▶ _JOB_
Return all of the data exactly as written, without the pictures.
::::::::::
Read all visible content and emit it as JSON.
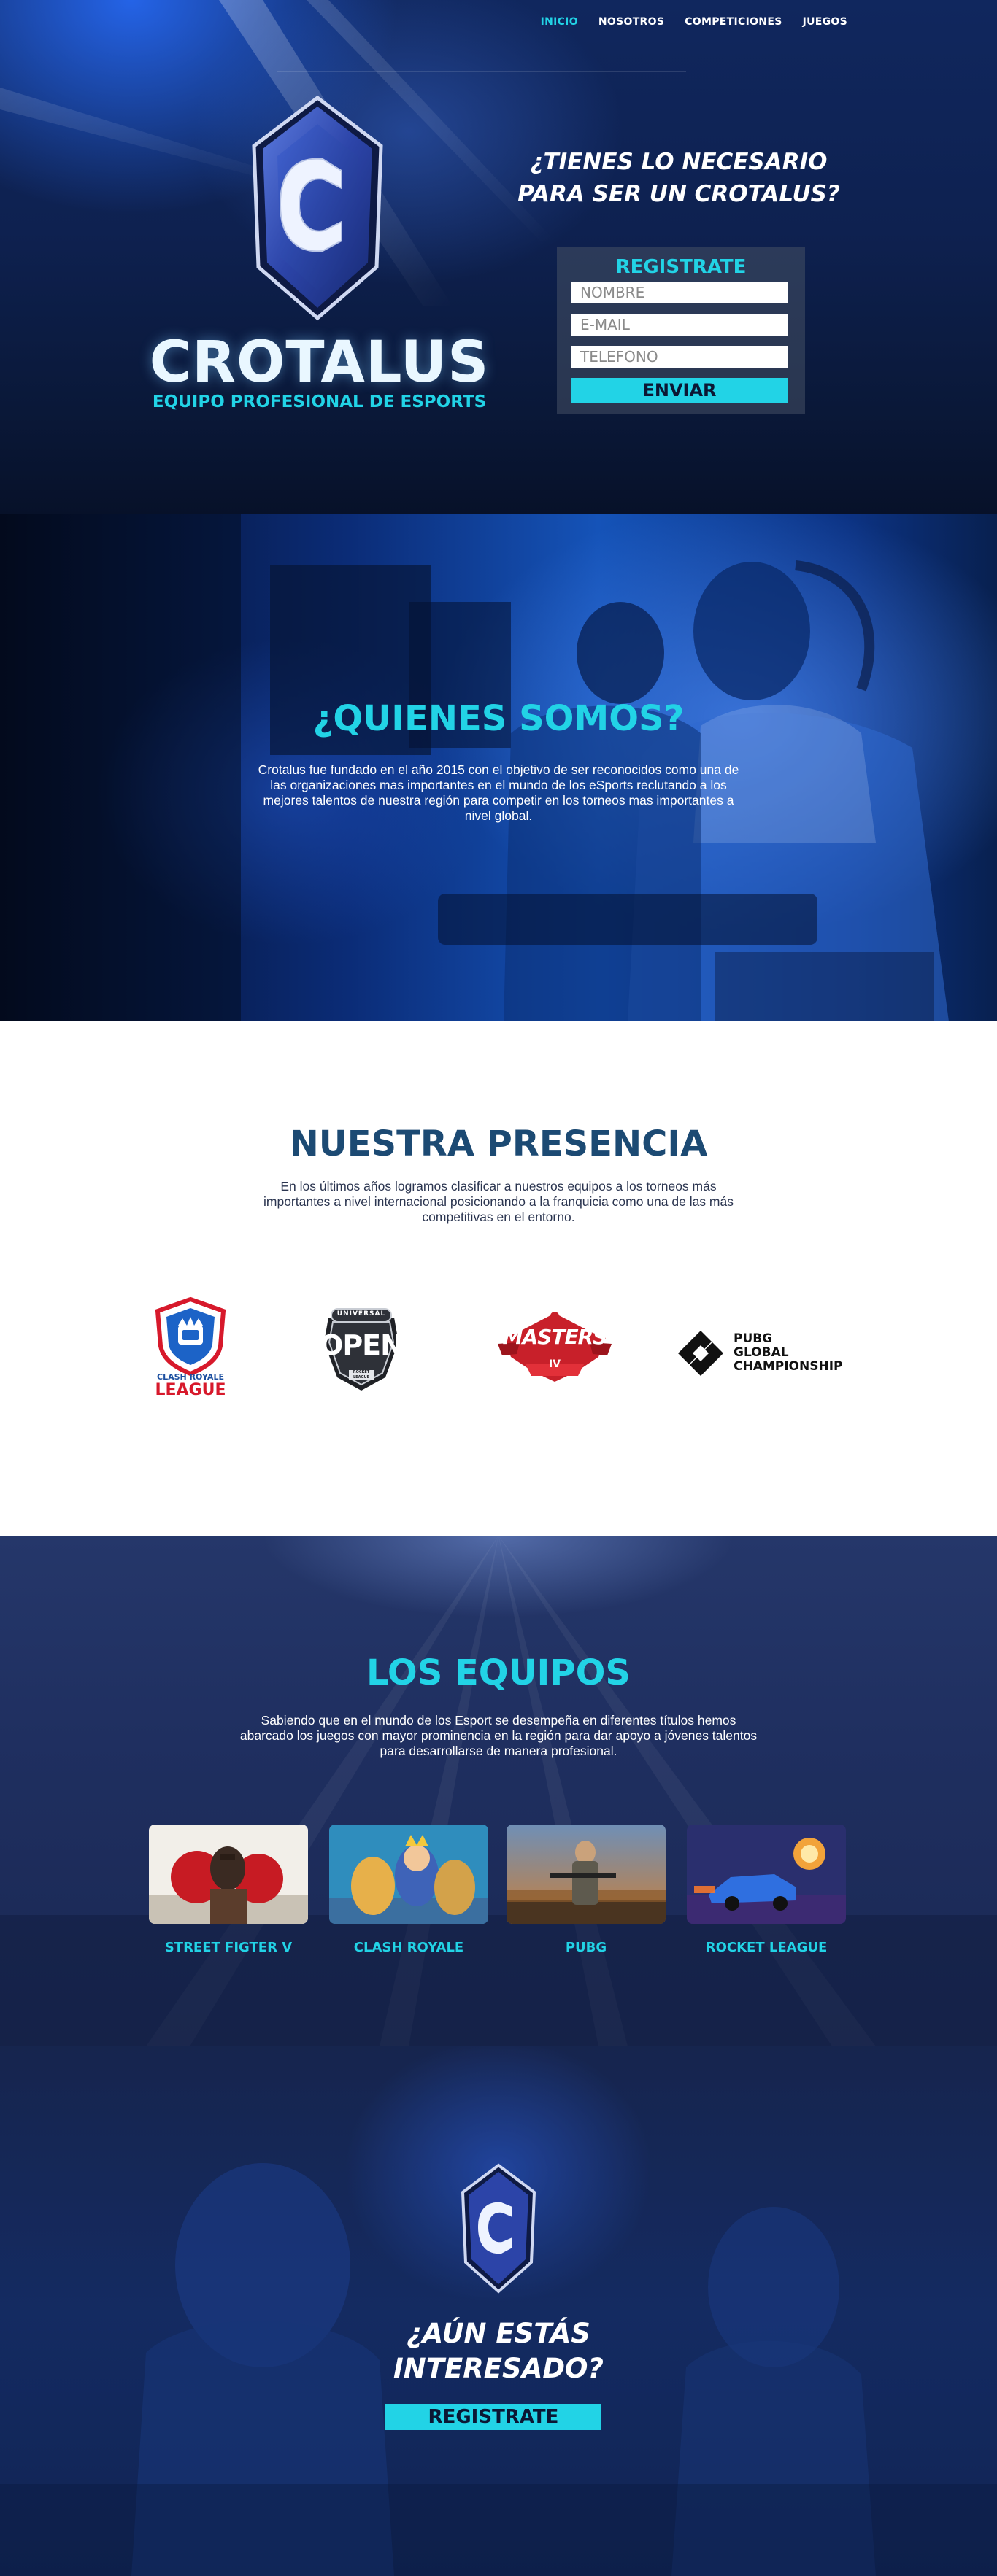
{
  "nav": {
    "items": [
      {
        "label": "INICIO",
        "active": true
      },
      {
        "label": "NOSOTROS",
        "active": false
      },
      {
        "label": "COMPETICIONES",
        "active": false
      },
      {
        "label": "JUEGOS",
        "active": false
      }
    ]
  },
  "hero": {
    "logo_letter": "C",
    "brand": "CROTALUS",
    "subtitle": "EQUIPO PROFESIONAL DE ESPORTS",
    "question_line1": "¿TIENES LO NECESARIO",
    "question_line2": "PARA SER UN CROTALUS?"
  },
  "register_form": {
    "title": "REGISTRATE",
    "name_placeholder": "NOMBRE",
    "email_placeholder": "E-MAIL",
    "phone_placeholder": "TELEFONO",
    "submit_label": "ENVIAR"
  },
  "about": {
    "title": "¿QUIENES SOMOS?",
    "text": "Crotalus  fue fundado en el año 2015 con el objetivo de ser reconocidos como una de las organizaciones mas importantes en el mundo de los eSports reclutando a los mejores talentos de nuestra región para competir en los torneos mas importantes a nivel global."
  },
  "presence": {
    "title": "NUESTRA PRESENCIA",
    "text": "En los últimos años logramos clasificar a nuestros equipos a los torneos más importantes a nivel internacional posicionando a la franquicia como una de las más competitivas en el entorno.",
    "logos": [
      {
        "name": "clash-royale-league",
        "line1": "CLASH ROYALE",
        "line2": "LEAGUE"
      },
      {
        "name": "universal-open",
        "line1": "UNIVERSAL",
        "line2": "OPEN",
        "line3": "ROCKET LEAGUE"
      },
      {
        "name": "masters-iv",
        "line1": "MASTERS",
        "line2": "IV"
      },
      {
        "name": "pubg-global-championship",
        "line1": "PUBG",
        "line2": "GLOBAL",
        "line3": "CHAMPIONSHIP"
      }
    ]
  },
  "teams": {
    "title": "LOS EQUIPOS",
    "text": "Sabiendo que en el mundo de los Esport se desempeña en diferentes títulos hemos abarcado los juegos con mayor prominencia en la región para dar apoyo a jóvenes talentos para desarrollarse de manera profesional.",
    "items": [
      {
        "label": "STREET FIGTER V"
      },
      {
        "label": "CLASH ROYALE"
      },
      {
        "label": "PUBG"
      },
      {
        "label": "ROCKET LEAGUE"
      }
    ]
  },
  "cta": {
    "title_line1": "¿AÚN ESTÁS",
    "title_line2": "INTERESADO?",
    "button_label": "REGISTRATE"
  },
  "colors": {
    "accent": "#22d3e6",
    "navy": "#0b1734",
    "presence_title": "#1c4a73"
  }
}
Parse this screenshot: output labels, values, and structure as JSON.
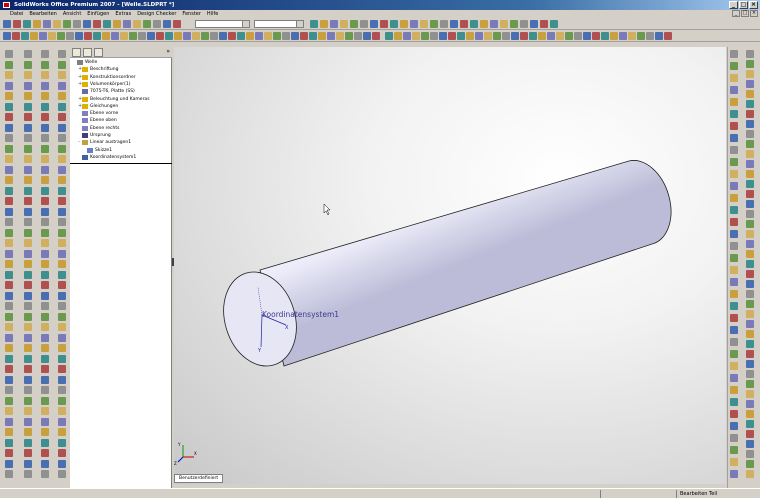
::::::::::
▶ _EXERCISE RESULT_
Read all visible content and emit it as JSON.
{
  "nav": {
    "items": [
      {
        "label": "INICIO",
        "active": true
      },
      {
        "label": "NOSOTROS",
        "active": false
      },
      {
        "label": "COMPETICIONES",
        "active": false
      },
      {
        "label": "JUEGOS",
        "active": false
      }
    ]
  },
  "hero": {
    "logo_letter": "C",
    "brand": "CROTALUS",
    "subtitle": "EQUIPO PROFESIONAL DE ESPORTS",
    "question_line1": "¿TIENES LO NECESARIO",
    "question_line2": "PARA SER UN CROTALUS?"
  },
  "register_form": {
    "title": "REGISTRATE",
    "name_placeholder": "NOMBRE",
    "email_placeholder": "E-MAIL",
    "phone_placeholder": "TELEFONO",
    "submit_label": "ENVIAR"
  },
  "about": {
    "title": "¿QUIENES SOMOS?",
    "text": "Crotalus  fue fundado en el año 2015 con el objetivo de ser reconocidos como una de las organizaciones mas importantes en el mundo de los eSports reclutando a los mejores talentos de nuestra región para competir en los torneos mas importantes a nivel global."
  },
  "presence": {
    "title": "NUESTRA PRESENCIA",
    "text": "En los últimos años logramos clasificar a nuestros equipos a los torneos más importantes a nivel internacional posicionando a la franquicia como una de las más competitivas en el entorno.",
    "logos": [
      {
        "name": "clash-royale-league",
        "line1": "CLASH ROYALE",
        "line2": "LEAGUE"
      },
      {
        "name": "universal-open",
        "line1": "UNIVERSAL",
        "line2": "OPEN",
        "line3": "ROCKET LEAGUE"
      },
      {
        "name": "masters-iv",
        "line1": "MASTERS",
        "line2": "IV"
      },
      {
        "name": "pubg-global-championship",
        "line1": "PUBG",
        "line2": "GLOBAL",
        "line3": "CHAMPIONSHIP"
      }
    ]
  },
  "teams": {
    "title": "LOS EQUIPOS",
    "text": "Sabiendo que en el mundo de los Esport se desempeña en diferentes títulos hemos abarcado los juegos con mayor prominencia en la región para dar apoyo a jóvenes talentos para desarrollarse de manera profesional.",
    "items": [
      {
        "label": "STREET FIGTER V"
      },
      {
        "label": "CLASH ROYALE"
      },
      {
        "label": "PUBG"
      },
      {
        "label": "ROCKET LEAGUE"
      }
    ]
  },
  "cta": {
    "title_line1": "¿AÚN ESTÁS",
    "title_line2": "INTERESADO?",
    "button_label": "REGISTRATE"
  },
  "colors": {
    "accent": "#22d3e6",
    "navy": "#0b1734",
    "presence_title": "#1c4a73"
  }
}
Parse this screenshot: output labels, values, and structure as JSON.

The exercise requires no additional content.